• [CHALLENGE]: Review the material and extract every line in which the word "files" occurs.
++++++++++
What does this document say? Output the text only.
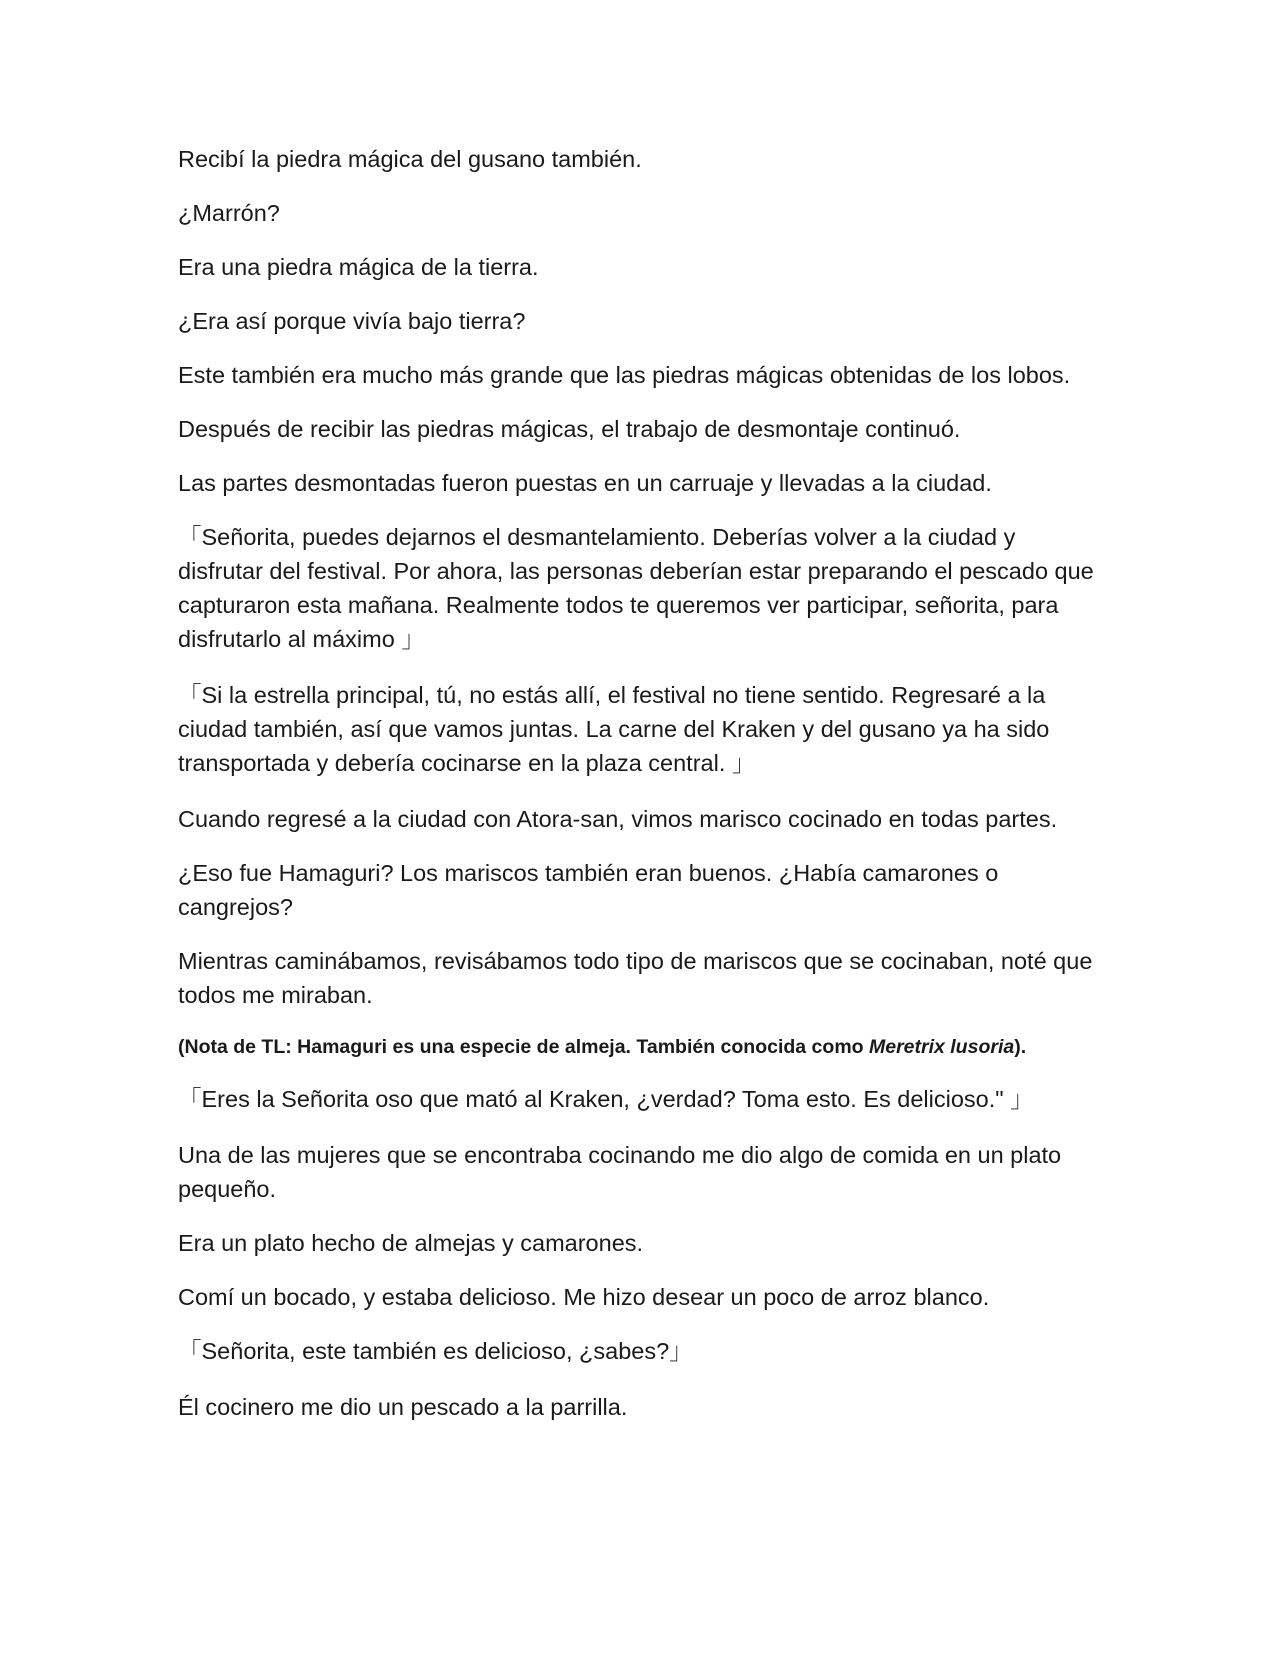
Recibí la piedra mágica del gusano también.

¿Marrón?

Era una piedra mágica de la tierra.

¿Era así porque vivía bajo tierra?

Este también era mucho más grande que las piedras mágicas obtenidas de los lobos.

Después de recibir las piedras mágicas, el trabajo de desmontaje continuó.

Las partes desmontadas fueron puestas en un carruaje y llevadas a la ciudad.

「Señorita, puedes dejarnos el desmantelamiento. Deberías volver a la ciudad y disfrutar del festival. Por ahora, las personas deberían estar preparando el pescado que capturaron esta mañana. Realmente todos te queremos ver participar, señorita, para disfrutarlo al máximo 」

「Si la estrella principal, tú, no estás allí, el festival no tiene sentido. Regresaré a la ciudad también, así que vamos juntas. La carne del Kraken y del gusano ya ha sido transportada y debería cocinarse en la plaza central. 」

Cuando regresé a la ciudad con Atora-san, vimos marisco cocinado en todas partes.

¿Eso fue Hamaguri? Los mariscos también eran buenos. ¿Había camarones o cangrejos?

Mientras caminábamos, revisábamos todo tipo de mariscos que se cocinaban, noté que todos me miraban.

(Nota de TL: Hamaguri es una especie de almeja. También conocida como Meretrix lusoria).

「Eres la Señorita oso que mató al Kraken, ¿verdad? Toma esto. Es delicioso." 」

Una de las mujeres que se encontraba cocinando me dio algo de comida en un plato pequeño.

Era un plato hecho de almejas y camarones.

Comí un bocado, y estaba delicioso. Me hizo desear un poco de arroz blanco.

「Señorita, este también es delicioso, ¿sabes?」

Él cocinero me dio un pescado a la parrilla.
++++++++++
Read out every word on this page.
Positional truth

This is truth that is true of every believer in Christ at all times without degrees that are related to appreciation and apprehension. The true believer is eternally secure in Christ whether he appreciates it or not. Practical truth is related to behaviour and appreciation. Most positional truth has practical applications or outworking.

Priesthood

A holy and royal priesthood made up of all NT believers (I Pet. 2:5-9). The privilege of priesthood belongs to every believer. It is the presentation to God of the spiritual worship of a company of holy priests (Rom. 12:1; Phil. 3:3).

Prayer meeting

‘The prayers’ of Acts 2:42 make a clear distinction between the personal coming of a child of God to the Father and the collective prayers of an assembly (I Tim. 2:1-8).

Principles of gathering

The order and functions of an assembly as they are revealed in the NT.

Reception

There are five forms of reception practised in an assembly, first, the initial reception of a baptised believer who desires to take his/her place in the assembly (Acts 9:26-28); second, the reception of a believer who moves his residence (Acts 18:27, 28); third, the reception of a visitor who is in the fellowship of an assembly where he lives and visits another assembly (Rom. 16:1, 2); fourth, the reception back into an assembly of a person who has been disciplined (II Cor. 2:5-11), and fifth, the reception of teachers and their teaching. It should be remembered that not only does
++++++++++
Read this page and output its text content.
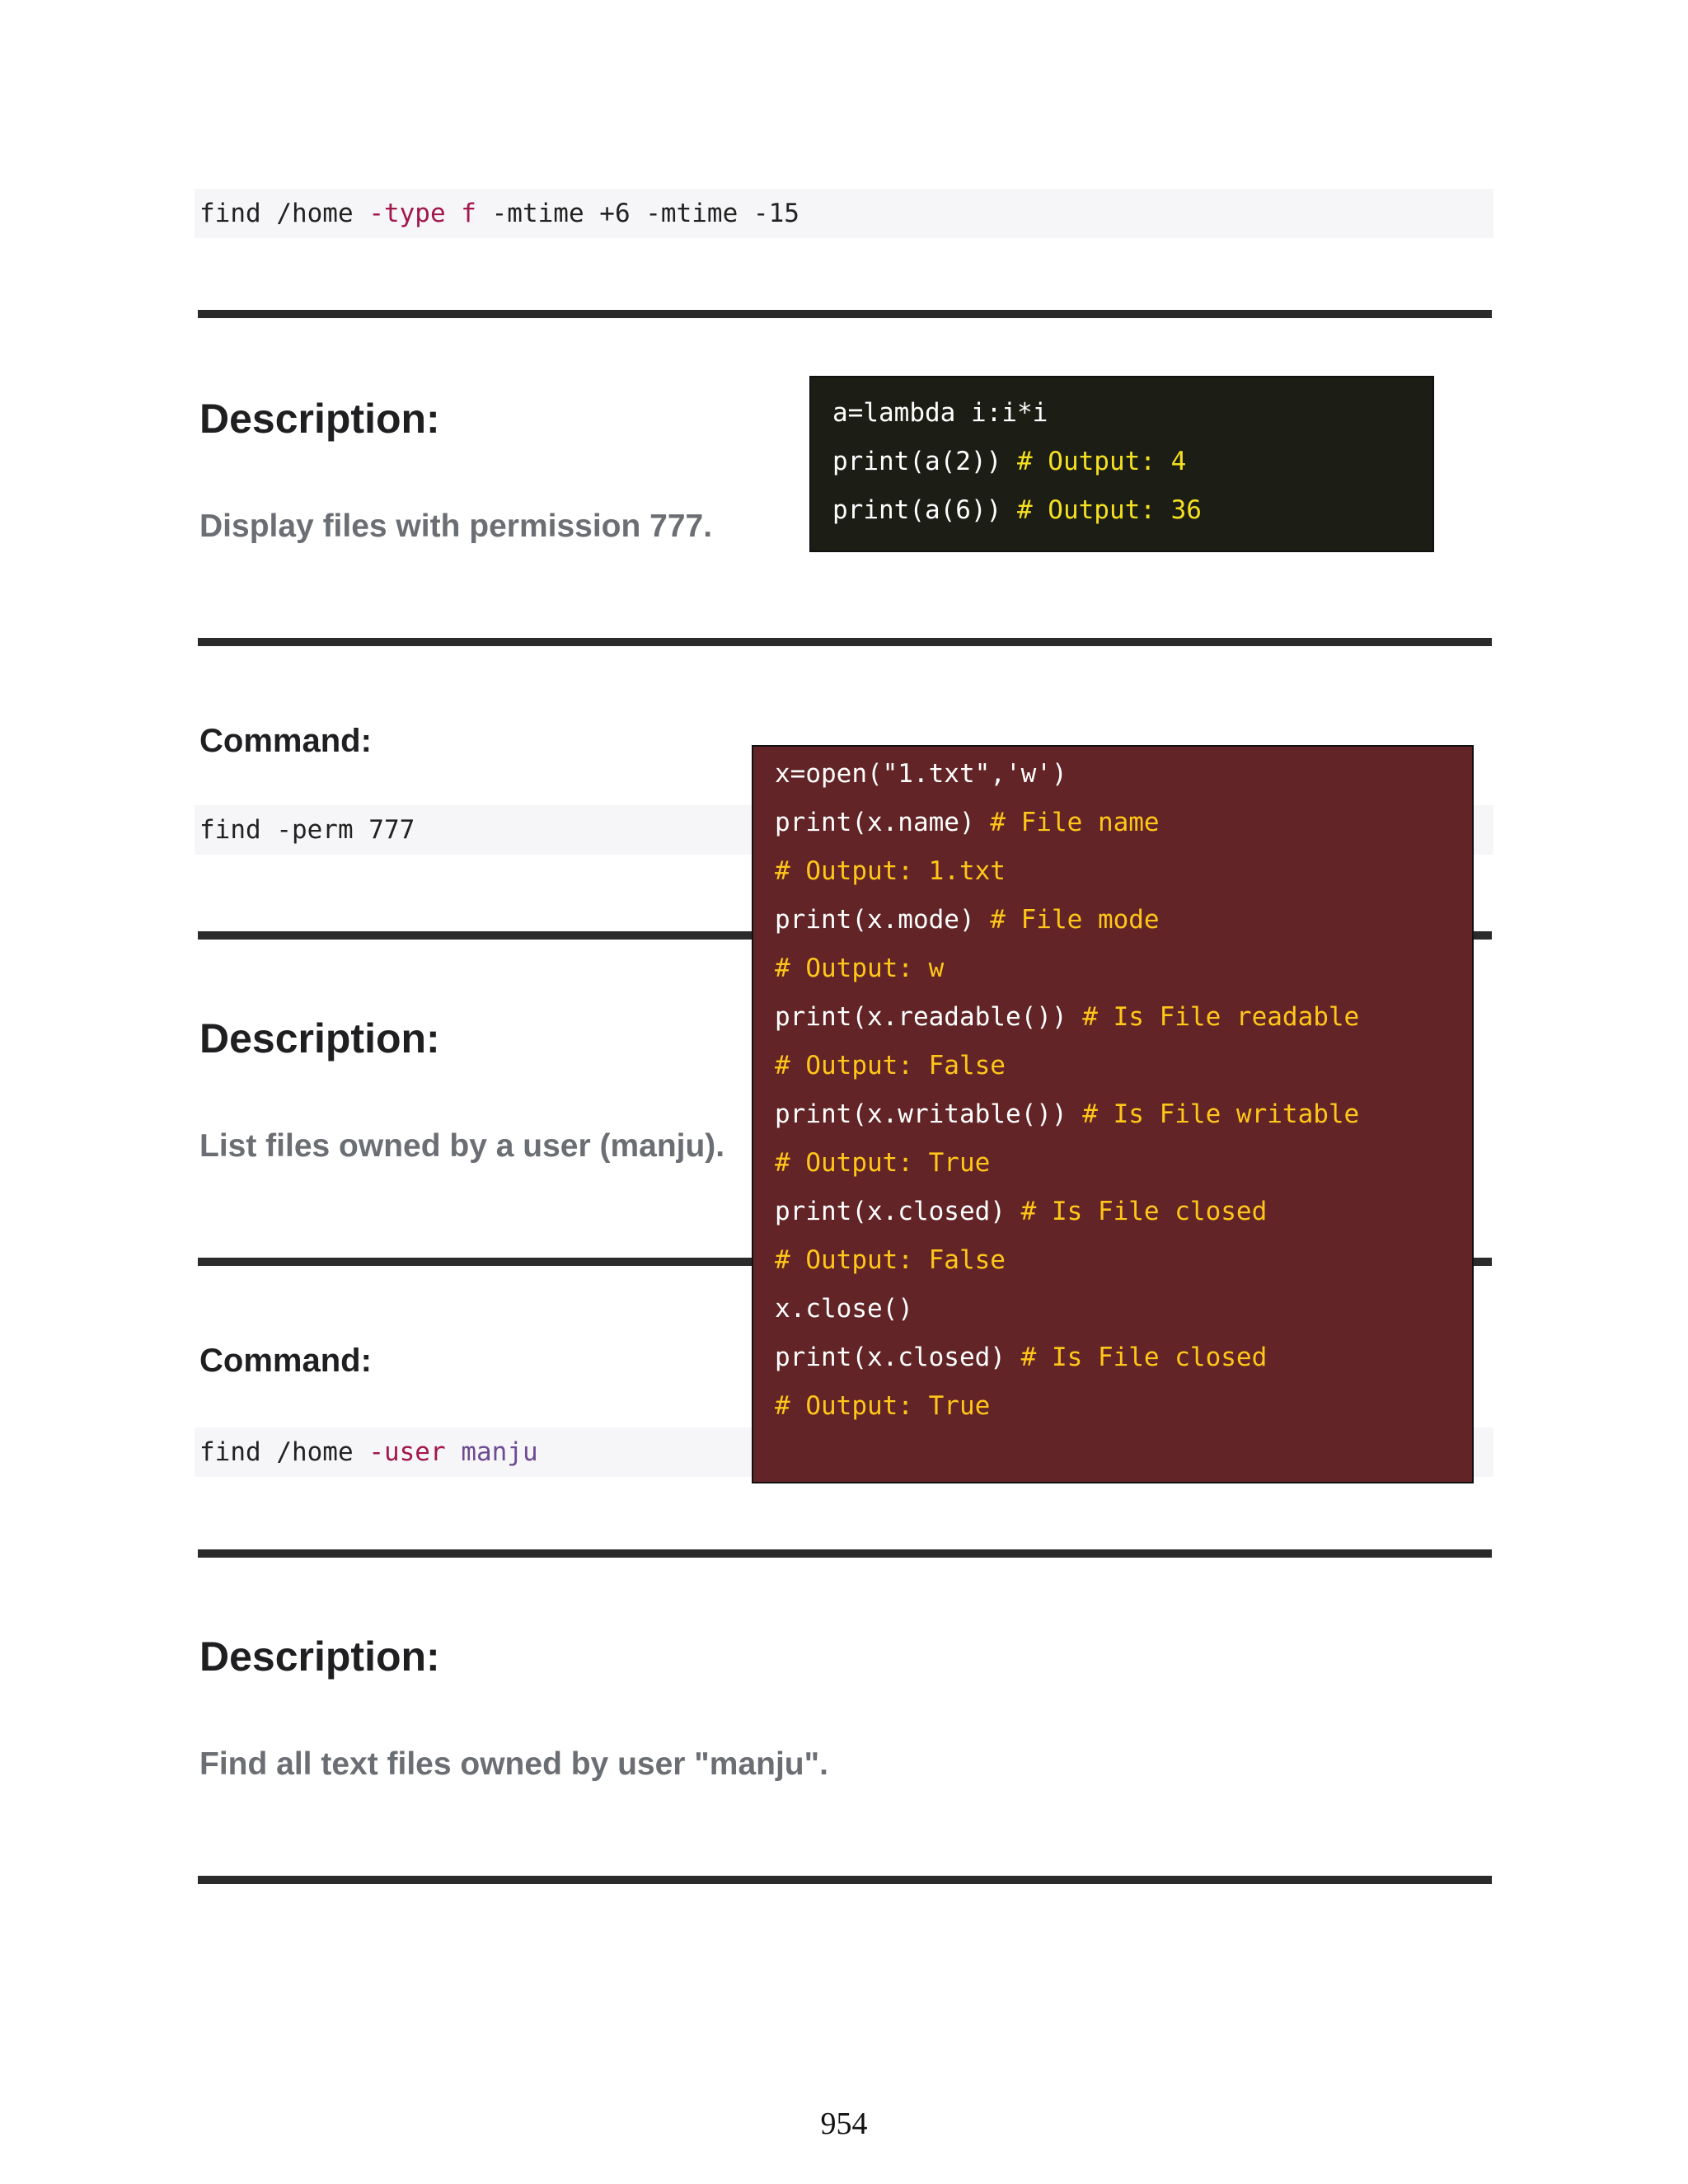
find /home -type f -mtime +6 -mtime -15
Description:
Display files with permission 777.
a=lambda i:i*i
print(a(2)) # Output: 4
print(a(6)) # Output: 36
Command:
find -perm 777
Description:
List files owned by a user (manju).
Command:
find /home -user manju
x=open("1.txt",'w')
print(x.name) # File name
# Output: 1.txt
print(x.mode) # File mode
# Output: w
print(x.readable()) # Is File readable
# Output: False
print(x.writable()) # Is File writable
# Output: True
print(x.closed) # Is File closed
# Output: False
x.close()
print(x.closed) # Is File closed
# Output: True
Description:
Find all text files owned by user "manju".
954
++++++++++
• [RESULT OF THE EXERCISE]:
Display files with permission 777.
List files owned by a user (manju).
Find all text files owned by user "manju".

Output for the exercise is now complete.